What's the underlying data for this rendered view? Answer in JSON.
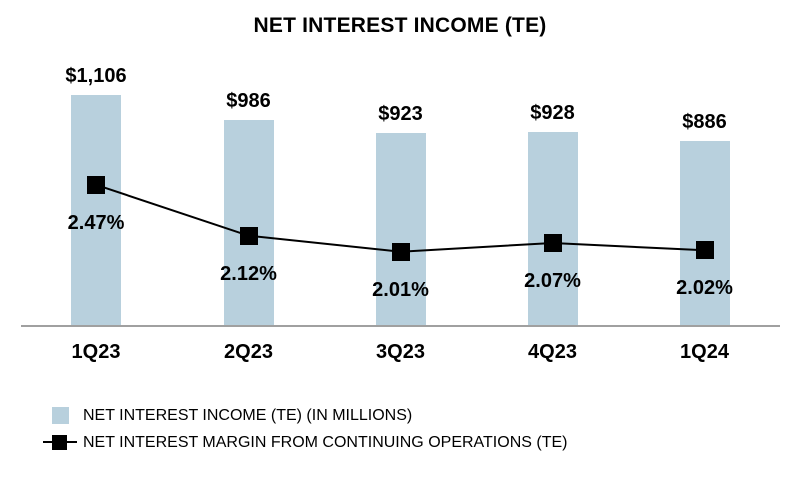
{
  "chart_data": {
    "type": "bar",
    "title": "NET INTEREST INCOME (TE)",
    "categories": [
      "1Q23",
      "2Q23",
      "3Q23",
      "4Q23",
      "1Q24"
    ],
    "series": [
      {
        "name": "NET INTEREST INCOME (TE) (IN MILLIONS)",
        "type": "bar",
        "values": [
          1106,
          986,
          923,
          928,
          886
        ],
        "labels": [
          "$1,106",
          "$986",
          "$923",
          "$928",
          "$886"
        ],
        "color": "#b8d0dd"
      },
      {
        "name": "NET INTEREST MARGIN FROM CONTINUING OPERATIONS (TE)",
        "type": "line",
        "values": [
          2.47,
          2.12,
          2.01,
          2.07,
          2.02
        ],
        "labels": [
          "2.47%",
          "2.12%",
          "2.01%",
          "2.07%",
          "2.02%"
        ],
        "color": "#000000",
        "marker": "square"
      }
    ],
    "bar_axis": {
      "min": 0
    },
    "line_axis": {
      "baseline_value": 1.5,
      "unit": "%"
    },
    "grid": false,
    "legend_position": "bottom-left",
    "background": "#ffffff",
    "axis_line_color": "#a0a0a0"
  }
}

= Task to carry out =
Copy the whole listing above word for word but do not carry over the pictures.

= Solution =
What's the underlying data for this rendered view? Answer in JSON.
{
  "chart_data": {
    "type": "bar",
    "title": "NET INTEREST INCOME (TE)",
    "categories": [
      "1Q23",
      "2Q23",
      "3Q23",
      "4Q23",
      "1Q24"
    ],
    "series": [
      {
        "name": "NET INTEREST INCOME (TE) (IN MILLIONS)",
        "type": "bar",
        "values": [
          1106,
          986,
          923,
          928,
          886
        ],
        "labels": [
          "$1,106",
          "$986",
          "$923",
          "$928",
          "$886"
        ],
        "color": "#b8d0dd"
      },
      {
        "name": "NET INTEREST MARGIN FROM CONTINUING OPERATIONS (TE)",
        "type": "line",
        "values": [
          2.47,
          2.12,
          2.01,
          2.07,
          2.02
        ],
        "labels": [
          "2.47%",
          "2.12%",
          "2.01%",
          "2.07%",
          "2.02%"
        ],
        "color": "#000000",
        "marker": "square"
      }
    ],
    "bar_axis": {
      "min": 0
    },
    "line_axis": {
      "baseline_value": 1.5,
      "unit": "%"
    },
    "grid": false,
    "legend_position": "bottom-left",
    "background": "#ffffff",
    "axis_line_color": "#a0a0a0"
  }
}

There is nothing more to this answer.